GOAL — Return each entry exactly, with none missing.

Figure record extracts
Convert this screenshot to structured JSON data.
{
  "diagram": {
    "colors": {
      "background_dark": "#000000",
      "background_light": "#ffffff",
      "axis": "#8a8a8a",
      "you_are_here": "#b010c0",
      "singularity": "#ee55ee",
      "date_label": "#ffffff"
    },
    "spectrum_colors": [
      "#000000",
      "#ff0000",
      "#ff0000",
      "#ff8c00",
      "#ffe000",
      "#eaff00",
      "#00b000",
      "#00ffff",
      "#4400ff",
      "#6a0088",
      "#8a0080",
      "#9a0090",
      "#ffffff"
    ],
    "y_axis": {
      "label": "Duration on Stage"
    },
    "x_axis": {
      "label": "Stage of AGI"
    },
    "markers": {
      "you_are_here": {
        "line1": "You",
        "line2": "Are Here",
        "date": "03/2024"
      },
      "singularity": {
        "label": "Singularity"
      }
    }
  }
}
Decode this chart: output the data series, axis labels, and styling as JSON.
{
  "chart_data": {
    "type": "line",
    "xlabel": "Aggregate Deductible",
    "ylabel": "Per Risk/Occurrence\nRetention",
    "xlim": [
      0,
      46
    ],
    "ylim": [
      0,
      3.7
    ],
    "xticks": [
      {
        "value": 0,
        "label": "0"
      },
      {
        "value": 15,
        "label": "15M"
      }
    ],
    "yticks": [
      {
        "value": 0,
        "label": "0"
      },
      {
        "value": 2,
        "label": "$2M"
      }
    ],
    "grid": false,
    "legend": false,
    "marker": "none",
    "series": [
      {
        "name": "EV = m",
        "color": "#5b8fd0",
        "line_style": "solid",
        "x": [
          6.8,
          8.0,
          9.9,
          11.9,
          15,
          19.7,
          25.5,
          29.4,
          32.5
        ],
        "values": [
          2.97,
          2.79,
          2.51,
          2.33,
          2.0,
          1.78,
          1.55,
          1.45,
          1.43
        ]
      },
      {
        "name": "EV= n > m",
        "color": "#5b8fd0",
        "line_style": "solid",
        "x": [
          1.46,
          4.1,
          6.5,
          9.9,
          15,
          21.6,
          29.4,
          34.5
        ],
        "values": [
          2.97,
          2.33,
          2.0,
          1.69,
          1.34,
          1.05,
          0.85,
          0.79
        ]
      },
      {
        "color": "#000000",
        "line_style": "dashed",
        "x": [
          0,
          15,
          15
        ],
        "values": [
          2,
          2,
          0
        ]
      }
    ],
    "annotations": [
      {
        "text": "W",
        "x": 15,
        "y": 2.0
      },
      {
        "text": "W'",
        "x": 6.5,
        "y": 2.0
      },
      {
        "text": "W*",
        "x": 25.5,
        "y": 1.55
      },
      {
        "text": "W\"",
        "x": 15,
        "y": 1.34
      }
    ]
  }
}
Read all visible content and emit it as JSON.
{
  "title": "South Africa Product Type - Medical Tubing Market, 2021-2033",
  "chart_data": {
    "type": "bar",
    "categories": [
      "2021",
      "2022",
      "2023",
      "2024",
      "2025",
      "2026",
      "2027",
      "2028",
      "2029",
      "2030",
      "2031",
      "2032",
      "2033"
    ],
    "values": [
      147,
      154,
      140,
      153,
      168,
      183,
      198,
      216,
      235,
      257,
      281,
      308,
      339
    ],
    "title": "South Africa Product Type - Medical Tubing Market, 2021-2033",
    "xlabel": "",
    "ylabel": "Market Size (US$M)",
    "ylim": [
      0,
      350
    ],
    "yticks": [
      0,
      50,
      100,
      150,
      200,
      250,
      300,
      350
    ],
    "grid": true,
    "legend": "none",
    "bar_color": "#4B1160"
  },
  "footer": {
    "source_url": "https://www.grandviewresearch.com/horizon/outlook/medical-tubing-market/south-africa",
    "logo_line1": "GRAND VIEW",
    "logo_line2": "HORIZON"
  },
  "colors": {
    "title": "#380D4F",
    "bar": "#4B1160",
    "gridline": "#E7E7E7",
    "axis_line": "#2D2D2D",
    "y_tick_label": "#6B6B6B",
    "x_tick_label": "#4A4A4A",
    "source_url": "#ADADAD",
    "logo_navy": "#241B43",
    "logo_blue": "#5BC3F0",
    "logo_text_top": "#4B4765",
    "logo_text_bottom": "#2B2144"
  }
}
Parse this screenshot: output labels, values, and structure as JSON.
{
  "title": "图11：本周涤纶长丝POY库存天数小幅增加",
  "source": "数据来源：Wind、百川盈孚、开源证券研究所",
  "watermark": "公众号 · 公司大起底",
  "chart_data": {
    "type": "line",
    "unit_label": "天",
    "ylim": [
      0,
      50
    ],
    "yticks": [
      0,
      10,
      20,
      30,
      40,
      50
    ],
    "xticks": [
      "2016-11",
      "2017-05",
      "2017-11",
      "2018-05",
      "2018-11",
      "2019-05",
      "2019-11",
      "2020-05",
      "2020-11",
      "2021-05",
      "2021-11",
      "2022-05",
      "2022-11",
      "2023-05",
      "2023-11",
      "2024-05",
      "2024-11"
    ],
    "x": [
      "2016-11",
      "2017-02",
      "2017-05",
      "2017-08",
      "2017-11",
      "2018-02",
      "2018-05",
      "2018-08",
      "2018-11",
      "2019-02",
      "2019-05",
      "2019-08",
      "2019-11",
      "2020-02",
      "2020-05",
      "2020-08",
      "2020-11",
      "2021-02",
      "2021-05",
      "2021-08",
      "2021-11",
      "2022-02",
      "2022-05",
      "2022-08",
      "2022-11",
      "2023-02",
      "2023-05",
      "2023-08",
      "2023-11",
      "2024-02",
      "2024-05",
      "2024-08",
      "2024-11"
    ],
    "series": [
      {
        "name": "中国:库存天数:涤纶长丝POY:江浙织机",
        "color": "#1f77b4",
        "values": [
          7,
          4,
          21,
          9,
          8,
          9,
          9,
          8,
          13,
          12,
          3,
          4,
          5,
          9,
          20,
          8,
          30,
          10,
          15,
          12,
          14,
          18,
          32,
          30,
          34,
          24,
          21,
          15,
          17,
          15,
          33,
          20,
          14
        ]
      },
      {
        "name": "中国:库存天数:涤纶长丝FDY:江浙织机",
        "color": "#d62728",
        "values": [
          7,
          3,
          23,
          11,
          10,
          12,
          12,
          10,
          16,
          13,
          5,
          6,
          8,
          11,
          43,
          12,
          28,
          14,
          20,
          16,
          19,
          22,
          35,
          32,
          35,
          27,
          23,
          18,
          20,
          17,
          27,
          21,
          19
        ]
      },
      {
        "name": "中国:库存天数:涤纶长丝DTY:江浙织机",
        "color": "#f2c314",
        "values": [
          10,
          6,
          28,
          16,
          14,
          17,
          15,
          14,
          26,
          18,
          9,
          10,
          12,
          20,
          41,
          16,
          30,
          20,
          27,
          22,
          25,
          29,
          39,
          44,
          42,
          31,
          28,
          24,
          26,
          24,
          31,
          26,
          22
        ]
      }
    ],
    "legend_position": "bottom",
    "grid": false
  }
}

ANSWER BELOW —
Convert this screenshot to structured JSON data.
{
  "diagram": {
    "colors": {
      "background_dark": "#000000",
      "background_light": "#ffffff",
      "axis": "#8a8a8a",
      "you_are_here": "#b010c0",
      "singularity": "#ee55ee",
      "date_label": "#ffffff"
    },
    "spectrum_colors": [
      "#000000",
      "#ff0000",
      "#ff0000",
      "#ff8c00",
      "#ffe000",
      "#eaff00",
      "#00b000",
      "#00ffff",
      "#4400ff",
      "#6a0088",
      "#8a0080",
      "#9a0090",
      "#ffffff"
    ],
    "y_axis": {
      "label": "Duration on Stage"
    },
    "x_axis": {
      "label": "Stage of AGI"
    },
    "markers": {
      "you_are_here": {
        "line1": "You",
        "line2": "Are Here",
        "date": "03/2024"
      },
      "singularity": {
        "label": "Singularity"
      }
    }
  }
}
Decode this chart: output the data series, axis labels, and styling as JSON.
{
  "chart_data": {
    "type": "line",
    "xlabel": "Aggregate Deductible",
    "ylabel": "Per Risk/Occurrence\nRetention",
    "xlim": [
      0,
      46
    ],
    "ylim": [
      0,
      3.7
    ],
    "xticks": [
      {
        "value": 0,
        "label": "0"
      },
      {
        "value": 15,
        "label": "15M"
      }
    ],
    "yticks": [
      {
        "value": 0,
        "label": "0"
      },
      {
        "value": 2,
        "label": "$2M"
      }
    ],
    "grid": false,
    "legend": false,
    "marker": "none",
    "series": [
      {
        "name": "EV = m",
        "color": "#5b8fd0",
        "line_style": "solid",
        "x": [
          6.8,
          8.0,
          9.9,
          11.9,
          15,
          19.7,
          25.5,
          29.4,
          32.5
        ],
        "values": [
          2.97,
          2.79,
          2.51,
          2.33,
          2.0,
          1.78,
          1.55,
          1.45,
          1.43
        ]
      },
      {
        "name": "EV= n > m",
        "color": "#5b8fd0",
        "line_style": "solid",
        "x": [
          1.46,
          4.1,
          6.5,
          9.9,
          15,
          21.6,
          29.4,
          34.5
        ],
        "values": [
          2.97,
          2.33,
          2.0,
          1.69,
          1.34,
          1.05,
          0.85,
          0.79
        ]
      },
      {
        "color": "#000000",
        "line_style": "dashed",
        "x": [
          0,
          15,
          15
        ],
        "values": [
          2,
          2,
          0
        ]
      }
    ],
    "annotations": [
      {
        "text": "W",
        "x": 15,
        "y": 2.0
      },
      {
        "text": "W'",
        "x": 6.5,
        "y": 2.0
      },
      {
        "text": "W*",
        "x": 25.5,
        "y": 1.55
      },
      {
        "text": "W\"",
        "x": 15,
        "y": 1.34
      }
    ]
  }
}
Read all visible content and emit it as JSON.
{
  "title": "South Africa Product Type - Medical Tubing Market, 2021-2033",
  "chart_data": {
    "type": "bar",
    "categories": [
      "2021",
      "2022",
      "2023",
      "2024",
      "2025",
      "2026",
      "2027",
      "2028",
      "2029",
      "2030",
      "2031",
      "2032",
      "2033"
    ],
    "values": [
      147,
      154,
      140,
      153,
      168,
      183,
      198,
      216,
      235,
      257,
      281,
      308,
      339
    ],
    "title": "South Africa Product Type - Medical Tubing Market, 2021-2033",
    "xlabel": "",
    "ylabel": "Market Size (US$M)",
    "ylim": [
      0,
      350
    ],
    "yticks": [
      0,
      50,
      100,
      150,
      200,
      250,
      300,
      350
    ],
    "grid": true,
    "legend": "none",
    "bar_color": "#4B1160"
  },
  "footer": {
    "source_url": "https://www.grandviewresearch.com/horizon/outlook/medical-tubing-market/south-africa",
    "logo_line1": "GRAND VIEW",
    "logo_line2": "HORIZON"
  },
  "colors": {
    "title": "#380D4F",
    "bar": "#4B1160",
    "gridline": "#E7E7E7",
    "axis_line": "#2D2D2D",
    "y_tick_label": "#6B6B6B",
    "x_tick_label": "#4A4A4A",
    "source_url": "#ADADAD",
    "logo_navy": "#241B43",
    "logo_blue": "#5BC3F0",
    "logo_text_top": "#4B4765",
    "logo_text_bottom": "#2B2144"
  }
}
Parse this screenshot: output labels, values, and structure as JSON.
{
  "title": "图11：本周涤纶长丝POY库存天数小幅增加",
  "source": "数据来源：Wind、百川盈孚、开源证券研究所",
  "watermark": "公众号 · 公司大起底",
  "chart_data": {
    "type": "line",
    "unit_label": "天",
    "ylim": [
      0,
      50
    ],
    "yticks": [
      0,
      10,
      20,
      30,
      40,
      50
    ],
    "xticks": [
      "2016-11",
      "2017-05",
      "2017-11",
      "2018-05",
      "2018-11",
      "2019-05",
      "2019-11",
      "2020-05",
      "2020-11",
      "2021-05",
      "2021-11",
      "2022-05",
      "2022-11",
      "2023-05",
      "2023-11",
      "2024-05",
      "2024-11"
    ],
    "x": [
      "2016-11",
      "2017-02",
      "2017-05",
      "2017-08",
      "2017-11",
      "2018-02",
      "2018-05",
      "2018-08",
      "2018-11",
      "2019-02",
      "2019-05",
      "2019-08",
      "2019-11",
      "2020-02",
      "2020-05",
      "2020-08",
      "2020-11",
      "2021-02",
      "2021-05",
      "2021-08",
      "2021-11",
      "2022-02",
      "2022-05",
      "2022-08",
      "2022-11",
      "2023-02",
      "2023-05",
      "2023-08",
      "2023-11",
      "2024-02",
      "2024-05",
      "2024-08",
      "2024-11"
    ],
    "series": [
      {
        "name": "中国:库存天数:涤纶长丝POY:江浙织机",
        "color": "#1f77b4",
        "values": [
          7,
          4,
          21,
          9,
          8,
          9,
          9,
          8,
          13,
          12,
          3,
          4,
          5,
          9,
          20,
          8,
          30,
          10,
          15,
          12,
          14,
          18,
          32,
          30,
          34,
          24,
          21,
          15,
          17,
          15,
          33,
          20,
          14
        ]
      },
      {
        "name": "中国:库存天数:涤纶长丝FDY:江浙织机",
        "color": "#d62728",
        "values": [
          7,
          3,
          23,
          11,
          10,
          12,
          12,
          10,
          16,
          13,
          5,
          6,
          8,
          11,
          43,
          12,
          28,
          14,
          20,
          16,
          19,
          22,
          35,
          32,
          35,
          27,
          23,
          18,
          20,
          17,
          27,
          21,
          19
        ]
      },
      {
        "name": "中国:库存天数:涤纶长丝DTY:江浙织机",
        "color": "#f2c314",
        "values": [
          10,
          6,
          28,
          16,
          14,
          17,
          15,
          14,
          26,
          18,
          9,
          10,
          12,
          20,
          41,
          16,
          30,
          20,
          27,
          22,
          25,
          29,
          39,
          44,
          42,
          31,
          28,
          24,
          26,
          24,
          31,
          26,
          22
        ]
      }
    ],
    "legend_position": "bottom",
    "grid": false
  }
}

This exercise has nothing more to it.